Goal :: Extract, exactly and without pictures, every line from the one that includes "Convert this screenshot" through the final line of the material below.

Input data ::
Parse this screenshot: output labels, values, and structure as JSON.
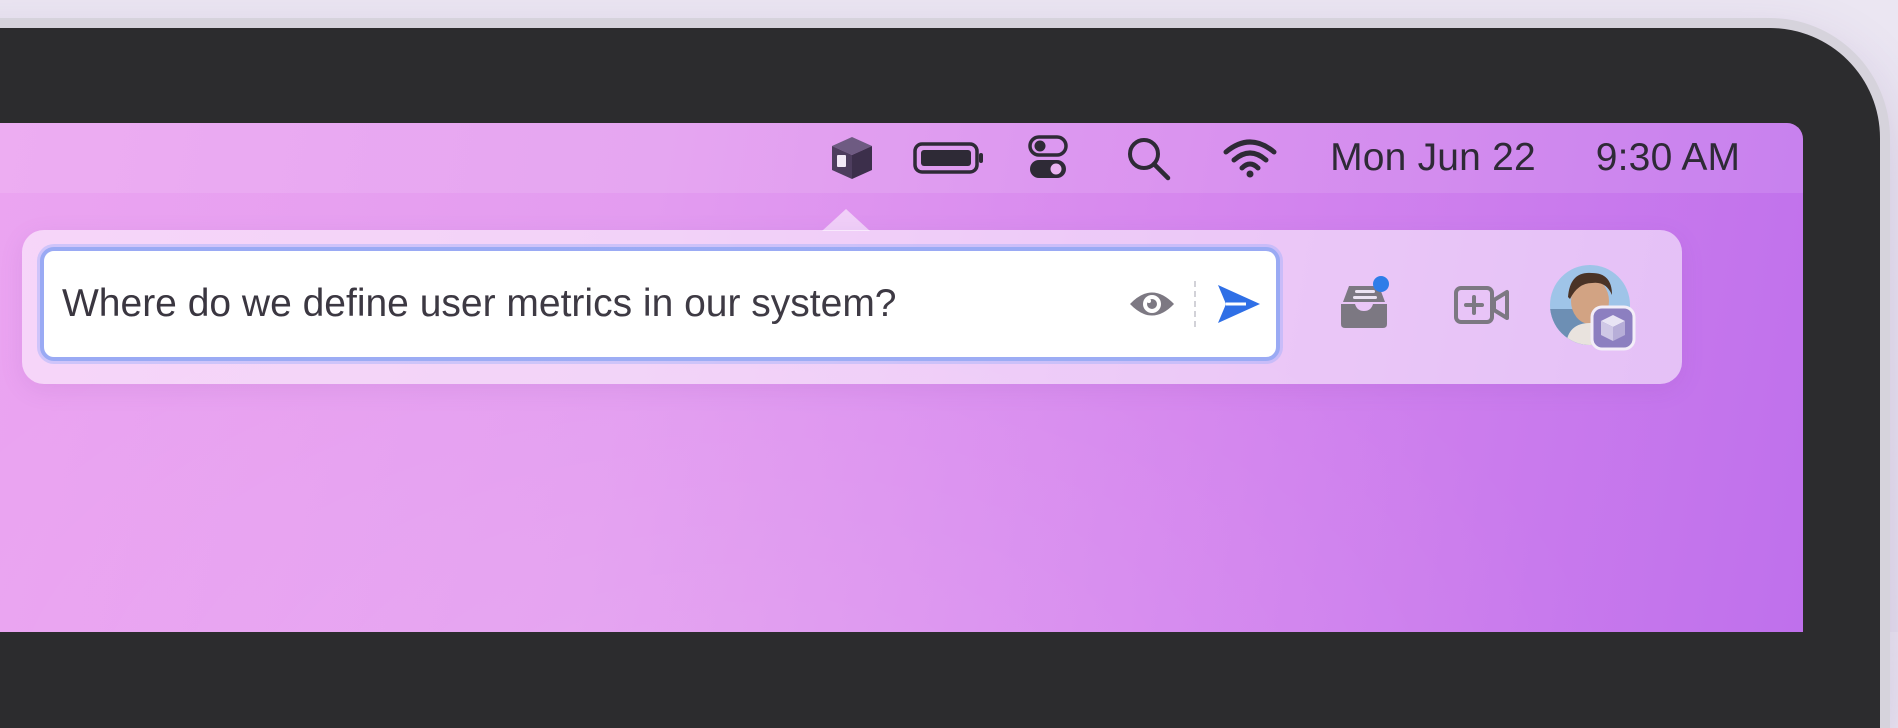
{
  "menubar": {
    "icons": [
      "app-box-icon",
      "battery-icon",
      "control-center-icon",
      "search-icon",
      "wifi-icon"
    ],
    "date": "Mon Jun 22",
    "time": "9:30 AM"
  },
  "popover": {
    "query": {
      "value": "Where do we define user metrics in our system?",
      "placeholder": ""
    },
    "icons": [
      "eye-icon",
      "send-icon",
      "inbox-icon",
      "add-video-icon",
      "avatar"
    ],
    "inbox_badge": true
  },
  "colors": {
    "accent": "#2f6fe6",
    "badge": "#2f7de8",
    "icon": "#7c7882",
    "menubar_text": "#2e2a36",
    "focus_ring": "#9aaaf4",
    "app_icon": "#4d3d5e"
  }
}
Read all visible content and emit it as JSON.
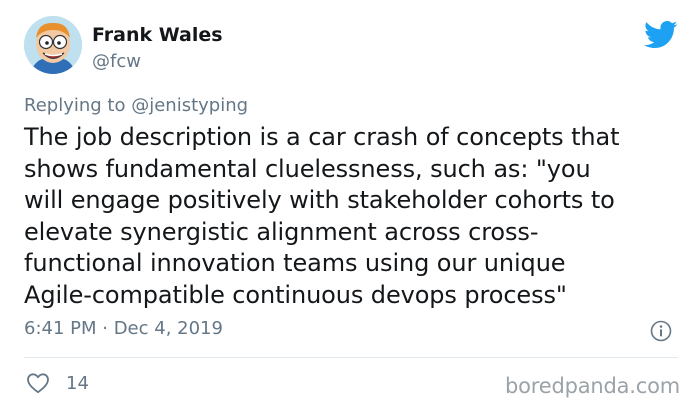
{
  "user": {
    "name": "Frank Wales",
    "handle": "@fcw"
  },
  "reply": {
    "prefix": "Replying to",
    "mention": "@jenistyping"
  },
  "tweet": {
    "lines": [
      "The job description is a car crash of concepts that",
      "shows fundamental cluelessness, such as: \"you",
      "will engage positively with stakeholder cohorts to",
      "elevate synergistic alignment across cross-",
      "functional innovation teams using our unique",
      "Agile-compatible continuous devops process\""
    ]
  },
  "meta": {
    "timestamp": "6:41 PM · Dec 4, 2019"
  },
  "actions": {
    "like_count": "14"
  },
  "watermark": "boredpanda.com",
  "icons": {
    "brand": "twitter-bird-icon",
    "info": "info-icon",
    "like": "heart-icon"
  },
  "colors": {
    "twitter_blue": "#1da1f2",
    "secondary_text": "#657786",
    "primary_text": "#14171a",
    "divider": "#e1e8ed"
  }
}
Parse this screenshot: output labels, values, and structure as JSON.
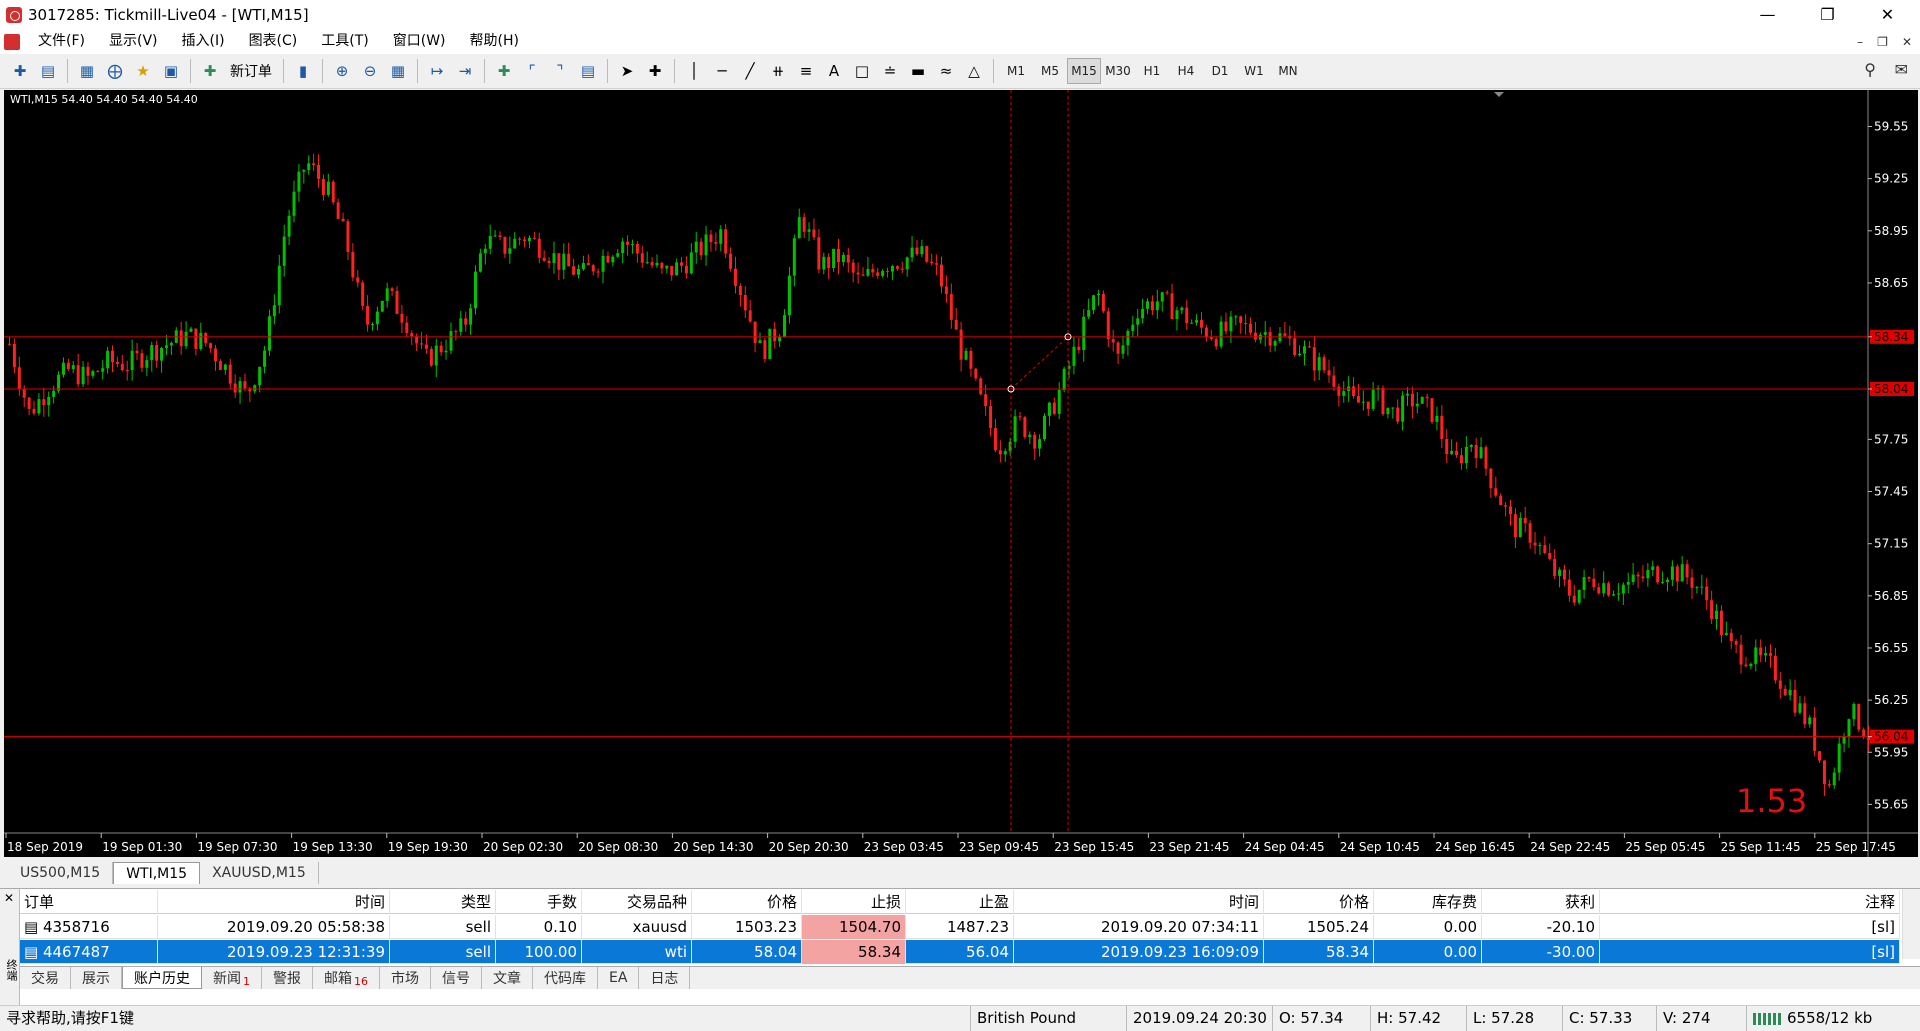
{
  "window": {
    "title": "3017285: Tickmill-Live04 - [WTI,M15]"
  },
  "menu": [
    "文件(F)",
    "显示(V)",
    "插入(I)",
    "图表(C)",
    "工具(T)",
    "窗口(W)",
    "帮助(H)"
  ],
  "toolbar": {
    "new_order_label": "新订单",
    "icons": [
      "new-chart-icon",
      "profiles-icon",
      "market-watch-icon",
      "navigator-icon",
      "favorites-icon",
      "terminal-icon",
      "new-order-icon",
      "autotrading-icon",
      "zoom-in-icon",
      "zoom-out-icon",
      "tile-icon",
      "scroll-icon",
      "shift-icon",
      "indicators-icon",
      "periods-icon",
      "templates-icon",
      "cursor-icon",
      "crosshair-icon",
      "vline-icon",
      "hline-icon",
      "trendline-icon",
      "channel-icon",
      "fibo-icon",
      "text-icon",
      "label-icon",
      "arrows-icon",
      "shapes-icon"
    ],
    "timeframes": [
      "M1",
      "M5",
      "M15",
      "M30",
      "H1",
      "H4",
      "D1",
      "W1",
      "MN"
    ],
    "active_timeframe": "M15",
    "tool_text": "A"
  },
  "chart": {
    "header": "WTI,M15  54.40 54.40 54.40 54.40",
    "price_labels": [
      "59.55",
      "59.25",
      "58.95",
      "58.65",
      "58.34",
      "58.04",
      "57.75",
      "57.45",
      "57.15",
      "56.85",
      "56.55",
      "56.25",
      "56.04",
      "55.95",
      "55.65"
    ],
    "time_labels": [
      "18 Sep 2019",
      "19 Sep 01:30",
      "19 Sep 07:30",
      "19 Sep 13:30",
      "19 Sep 19:30",
      "20 Sep 02:30",
      "20 Sep 08:30",
      "20 Sep 14:30",
      "20 Sep 20:30",
      "23 Sep 03:45",
      "23 Sep 09:45",
      "23 Sep 15:45",
      "23 Sep 21:45",
      "24 Sep 04:45",
      "24 Sep 10:45",
      "24 Sep 16:45",
      "24 Sep 22:45",
      "25 Sep 05:45",
      "25 Sep 11:45",
      "25 Sep 17:45"
    ],
    "hlines": [
      58.34,
      58.04,
      56.04
    ],
    "watermark": "1.53",
    "colors": {
      "bull": "#00c000",
      "bear": "#ff2020",
      "line": "#e00000",
      "bg": "#000000"
    },
    "close_path": [
      58.3,
      57.9,
      58.05,
      58.15,
      58.1,
      58.2,
      58.18,
      58.25,
      58.3,
      58.35,
      58.3,
      58.15,
      58.0,
      58.3,
      59.0,
      59.35,
      59.2,
      58.9,
      58.4,
      58.6,
      58.45,
      58.2,
      58.3,
      58.4,
      58.9,
      58.85,
      58.92,
      58.85,
      58.75,
      58.7,
      58.8,
      58.9,
      58.8,
      58.7,
      58.75,
      58.85,
      58.95,
      58.6,
      58.25,
      58.4,
      59.05,
      58.75,
      58.8,
      58.65,
      58.75,
      58.78,
      58.82,
      58.7,
      58.3,
      58.0,
      57.7,
      57.85,
      57.75,
      58.0,
      58.3,
      58.6,
      58.2,
      58.5,
      58.55,
      58.5,
      58.4,
      58.35,
      58.4,
      58.38,
      58.35,
      58.3,
      58.2,
      58.1,
      57.95,
      58.0,
      57.9,
      57.98,
      57.9,
      57.6,
      57.75,
      57.5,
      57.25,
      57.2,
      57.0,
      56.85,
      56.95,
      56.9,
      56.92,
      56.98,
      57.0,
      56.95,
      56.8,
      56.55,
      56.5,
      56.45,
      56.3,
      56.1,
      55.75,
      56.2,
      56.05
    ]
  },
  "symbol_tabs": [
    "US500,M15",
    "WTI,M15",
    "XAUUSD,M15"
  ],
  "active_symbol_tab": "WTI,M15",
  "terminal": {
    "side_label": "终端",
    "columns": [
      "订单",
      "时间",
      "类型",
      "手数",
      "交易品种",
      "价格",
      "止损",
      "止盈",
      "时间",
      "价格",
      "库存费",
      "获利",
      "注释"
    ],
    "rows": [
      {
        "order": "4358716",
        "open_time": "2019.09.20 05:58:38",
        "type": "sell",
        "lots": "0.10",
        "symbol": "xauusd",
        "price": "1503.23",
        "sl": "1504.70",
        "tp": "1487.23",
        "close_time": "2019.09.20 07:34:11",
        "close_price": "1505.24",
        "swap": "0.00",
        "profit": "-20.10",
        "comment": "[sl]"
      },
      {
        "order": "4467487",
        "open_time": "2019.09.23 12:31:39",
        "type": "sell",
        "lots": "100.00",
        "symbol": "wti",
        "price": "58.04",
        "sl": "58.34",
        "tp": "56.04",
        "close_time": "2019.09.23 16:09:09",
        "close_price": "58.34",
        "swap": "0.00",
        "profit": "-30.00",
        "comment": "[sl]"
      }
    ],
    "tabs": [
      {
        "label": "交易",
        "badge": ""
      },
      {
        "label": "展示",
        "badge": ""
      },
      {
        "label": "账户历史",
        "badge": ""
      },
      {
        "label": "新闻",
        "badge": "1"
      },
      {
        "label": "警报",
        "badge": ""
      },
      {
        "label": "邮箱",
        "badge": "16"
      },
      {
        "label": "市场",
        "badge": ""
      },
      {
        "label": "信号",
        "badge": ""
      },
      {
        "label": "文章",
        "badge": ""
      },
      {
        "label": "代码库",
        "badge": ""
      },
      {
        "label": "EA",
        "badge": ""
      },
      {
        "label": "日志",
        "badge": ""
      }
    ],
    "active_tab": "账户历史"
  },
  "status": {
    "help": "寻求帮助,请按F1键",
    "profile": "British Pound",
    "datetime": "2019.09.24 20:30",
    "open": "O: 57.34",
    "high": "H: 57.42",
    "low": "L: 57.28",
    "close": "C: 57.33",
    "volume": "V: 274",
    "traffic": "6558/12 kb"
  }
}
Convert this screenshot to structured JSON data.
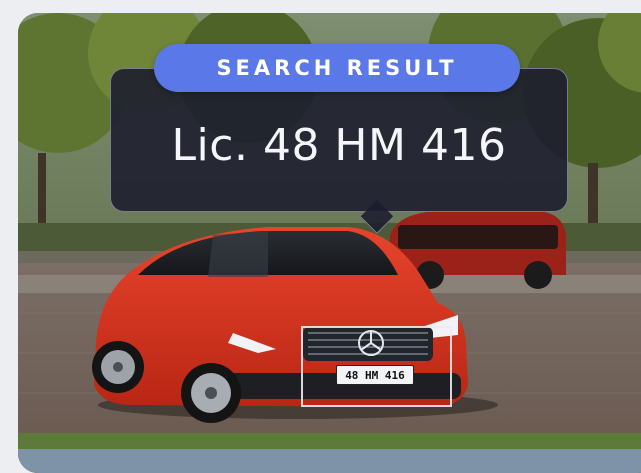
{
  "detection": {
    "label": "SEARCH RESULT",
    "plate_text": "Lic. 48 HM 416",
    "plate_on_car": "48 HM 416",
    "accent_color": "#5b78e8"
  },
  "scene": {
    "car_color": "#d8321f",
    "car_brand_logo": "mercedes-star-icon"
  }
}
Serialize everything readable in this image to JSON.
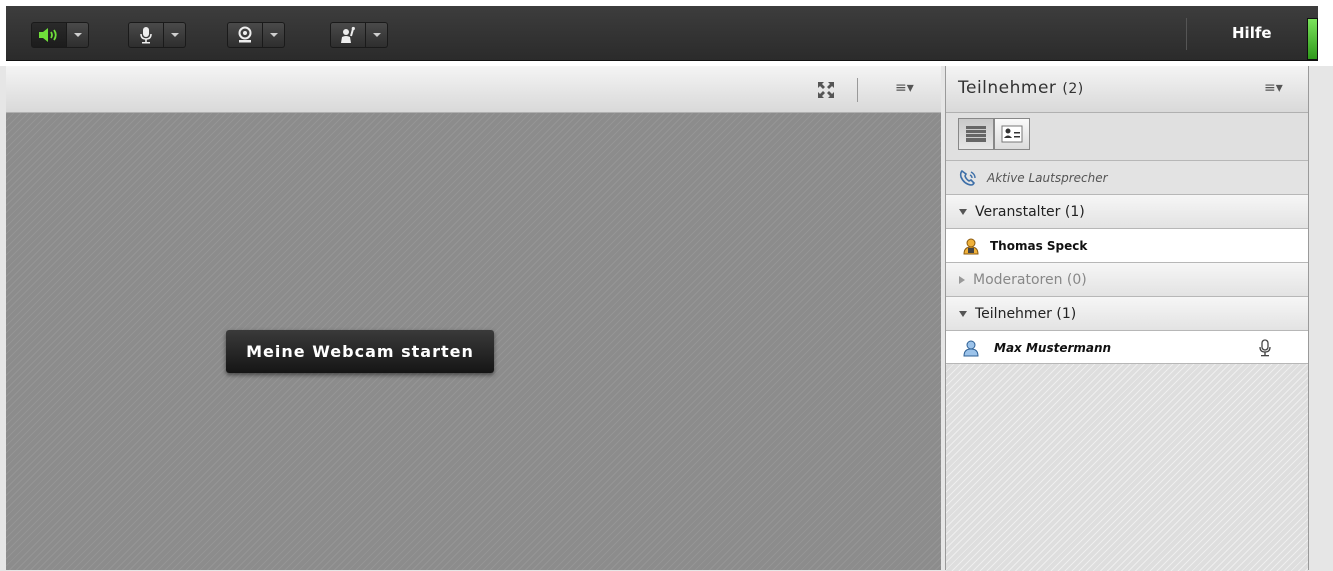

Result for this exercise ::
Convert this screenshot to structured JSON data.
{
  "detection": {
    "label": "SEARCH RESULT",
    "plate_text": "Lic. 48 HM 416",
    "plate_on_car": "48 HM 416",
    "accent_color": "#5b78e8"
  },
  "scene": {
    "car_color": "#d8321f",
    "car_brand_logo": "mercedes-star-icon"
  }
}
Serialize everything readable in this image to JSON.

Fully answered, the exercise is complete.